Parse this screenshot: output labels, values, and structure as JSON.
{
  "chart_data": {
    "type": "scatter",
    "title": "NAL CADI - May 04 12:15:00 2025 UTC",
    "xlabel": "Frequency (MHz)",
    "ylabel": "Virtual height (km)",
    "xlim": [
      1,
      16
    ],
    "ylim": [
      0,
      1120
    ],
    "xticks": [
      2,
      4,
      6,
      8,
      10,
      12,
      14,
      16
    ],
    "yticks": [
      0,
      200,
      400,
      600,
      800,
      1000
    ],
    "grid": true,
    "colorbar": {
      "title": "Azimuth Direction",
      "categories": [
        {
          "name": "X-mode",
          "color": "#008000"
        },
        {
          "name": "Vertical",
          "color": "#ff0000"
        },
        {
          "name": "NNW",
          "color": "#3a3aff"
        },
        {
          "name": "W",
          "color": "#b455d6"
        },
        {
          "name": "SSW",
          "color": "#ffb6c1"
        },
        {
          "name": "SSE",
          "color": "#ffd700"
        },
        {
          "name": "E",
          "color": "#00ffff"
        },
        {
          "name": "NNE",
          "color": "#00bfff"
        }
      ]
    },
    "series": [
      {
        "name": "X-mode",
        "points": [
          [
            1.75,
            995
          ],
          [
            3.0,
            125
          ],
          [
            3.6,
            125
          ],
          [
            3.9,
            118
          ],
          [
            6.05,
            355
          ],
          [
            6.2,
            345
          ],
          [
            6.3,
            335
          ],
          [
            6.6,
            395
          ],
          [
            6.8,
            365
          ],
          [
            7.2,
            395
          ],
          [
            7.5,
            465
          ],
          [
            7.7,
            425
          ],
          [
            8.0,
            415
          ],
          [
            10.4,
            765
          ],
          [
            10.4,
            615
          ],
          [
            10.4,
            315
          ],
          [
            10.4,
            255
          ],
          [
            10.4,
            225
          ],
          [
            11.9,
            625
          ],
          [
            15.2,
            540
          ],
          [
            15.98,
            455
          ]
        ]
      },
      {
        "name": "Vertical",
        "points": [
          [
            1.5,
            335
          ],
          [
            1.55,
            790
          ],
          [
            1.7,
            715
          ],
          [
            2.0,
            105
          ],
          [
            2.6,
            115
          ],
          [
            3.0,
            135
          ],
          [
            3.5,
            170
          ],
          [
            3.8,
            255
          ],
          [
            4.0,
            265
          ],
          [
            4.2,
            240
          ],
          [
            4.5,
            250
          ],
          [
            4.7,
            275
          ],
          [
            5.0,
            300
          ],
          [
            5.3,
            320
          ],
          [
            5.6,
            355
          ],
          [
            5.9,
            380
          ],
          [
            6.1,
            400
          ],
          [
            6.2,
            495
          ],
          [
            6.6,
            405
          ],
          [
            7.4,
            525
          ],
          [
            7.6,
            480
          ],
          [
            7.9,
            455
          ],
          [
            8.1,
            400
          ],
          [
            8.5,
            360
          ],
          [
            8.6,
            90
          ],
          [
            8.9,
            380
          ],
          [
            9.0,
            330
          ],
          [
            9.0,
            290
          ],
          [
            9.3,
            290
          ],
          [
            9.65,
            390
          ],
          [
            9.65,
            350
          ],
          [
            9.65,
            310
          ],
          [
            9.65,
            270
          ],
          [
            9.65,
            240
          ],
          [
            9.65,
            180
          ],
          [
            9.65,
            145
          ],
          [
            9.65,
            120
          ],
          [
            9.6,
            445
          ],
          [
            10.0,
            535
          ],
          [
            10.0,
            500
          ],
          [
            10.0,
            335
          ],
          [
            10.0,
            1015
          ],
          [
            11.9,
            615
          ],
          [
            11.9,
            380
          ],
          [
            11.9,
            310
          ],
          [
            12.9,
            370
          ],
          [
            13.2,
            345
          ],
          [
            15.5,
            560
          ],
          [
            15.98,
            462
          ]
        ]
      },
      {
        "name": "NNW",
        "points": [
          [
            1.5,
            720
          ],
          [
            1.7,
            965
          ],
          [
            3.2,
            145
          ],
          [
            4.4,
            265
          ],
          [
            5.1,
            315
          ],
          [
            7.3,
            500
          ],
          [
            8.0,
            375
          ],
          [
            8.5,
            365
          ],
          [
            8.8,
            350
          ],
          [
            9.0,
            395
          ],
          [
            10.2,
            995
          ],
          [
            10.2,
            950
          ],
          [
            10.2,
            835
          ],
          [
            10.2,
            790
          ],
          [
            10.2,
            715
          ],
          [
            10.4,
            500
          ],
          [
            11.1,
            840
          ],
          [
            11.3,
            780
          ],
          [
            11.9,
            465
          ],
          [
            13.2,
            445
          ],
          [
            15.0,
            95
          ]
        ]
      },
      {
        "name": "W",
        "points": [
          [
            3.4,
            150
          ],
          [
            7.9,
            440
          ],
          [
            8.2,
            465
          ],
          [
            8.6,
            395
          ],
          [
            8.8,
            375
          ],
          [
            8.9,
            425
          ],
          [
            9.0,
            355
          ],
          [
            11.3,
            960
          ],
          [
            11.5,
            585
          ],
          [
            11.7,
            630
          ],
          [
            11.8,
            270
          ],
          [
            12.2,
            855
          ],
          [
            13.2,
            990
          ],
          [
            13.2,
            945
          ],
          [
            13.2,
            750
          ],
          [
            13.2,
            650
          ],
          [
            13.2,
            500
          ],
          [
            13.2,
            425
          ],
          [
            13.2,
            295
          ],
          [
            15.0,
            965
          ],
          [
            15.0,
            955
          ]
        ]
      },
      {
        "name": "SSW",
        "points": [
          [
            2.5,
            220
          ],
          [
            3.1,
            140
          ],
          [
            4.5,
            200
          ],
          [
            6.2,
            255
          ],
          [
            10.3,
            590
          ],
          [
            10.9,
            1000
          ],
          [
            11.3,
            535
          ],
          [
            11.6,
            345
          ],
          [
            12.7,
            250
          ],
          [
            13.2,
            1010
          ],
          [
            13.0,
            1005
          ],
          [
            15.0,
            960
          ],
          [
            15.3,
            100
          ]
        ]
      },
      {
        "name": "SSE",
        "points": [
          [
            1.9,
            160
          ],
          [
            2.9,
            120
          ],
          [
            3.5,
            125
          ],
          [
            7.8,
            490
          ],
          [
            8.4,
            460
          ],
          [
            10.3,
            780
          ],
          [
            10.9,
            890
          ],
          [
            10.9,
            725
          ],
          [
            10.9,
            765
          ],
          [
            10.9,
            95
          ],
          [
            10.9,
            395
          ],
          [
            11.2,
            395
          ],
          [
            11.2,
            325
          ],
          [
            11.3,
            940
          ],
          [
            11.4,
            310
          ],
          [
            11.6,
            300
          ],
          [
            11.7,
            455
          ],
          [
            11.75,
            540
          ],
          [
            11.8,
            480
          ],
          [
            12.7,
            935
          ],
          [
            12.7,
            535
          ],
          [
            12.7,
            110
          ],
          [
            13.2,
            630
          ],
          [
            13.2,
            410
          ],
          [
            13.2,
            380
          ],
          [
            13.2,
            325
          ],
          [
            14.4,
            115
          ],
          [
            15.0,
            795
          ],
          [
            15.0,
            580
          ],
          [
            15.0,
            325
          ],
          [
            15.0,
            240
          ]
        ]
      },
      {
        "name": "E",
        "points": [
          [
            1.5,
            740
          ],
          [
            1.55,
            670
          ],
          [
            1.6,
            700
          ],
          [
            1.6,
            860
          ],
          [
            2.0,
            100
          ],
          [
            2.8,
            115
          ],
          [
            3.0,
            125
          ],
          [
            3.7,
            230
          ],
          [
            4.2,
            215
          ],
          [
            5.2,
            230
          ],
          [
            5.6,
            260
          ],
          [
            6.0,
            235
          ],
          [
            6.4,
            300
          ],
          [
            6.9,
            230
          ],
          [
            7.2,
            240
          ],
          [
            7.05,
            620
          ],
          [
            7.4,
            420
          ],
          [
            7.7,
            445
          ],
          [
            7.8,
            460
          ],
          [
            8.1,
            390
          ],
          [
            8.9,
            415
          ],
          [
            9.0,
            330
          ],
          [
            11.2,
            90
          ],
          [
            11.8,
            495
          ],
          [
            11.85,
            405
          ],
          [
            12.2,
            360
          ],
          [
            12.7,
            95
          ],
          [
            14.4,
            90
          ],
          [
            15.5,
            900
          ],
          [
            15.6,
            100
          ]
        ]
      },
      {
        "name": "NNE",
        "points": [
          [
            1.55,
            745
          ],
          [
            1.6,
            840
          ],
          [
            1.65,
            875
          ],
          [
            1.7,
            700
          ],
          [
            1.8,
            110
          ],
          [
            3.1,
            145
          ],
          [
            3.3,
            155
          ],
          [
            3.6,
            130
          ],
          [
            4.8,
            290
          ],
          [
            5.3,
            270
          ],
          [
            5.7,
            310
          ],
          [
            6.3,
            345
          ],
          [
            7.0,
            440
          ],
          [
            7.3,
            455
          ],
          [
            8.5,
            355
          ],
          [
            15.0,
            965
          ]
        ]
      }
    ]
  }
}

────────────────

Check each line of the entries above, and show every one holding the word "title".

    "title": "NAL CADI - May 04 12:15:00 2025 UTC",
      "title": "Azimuth Direction",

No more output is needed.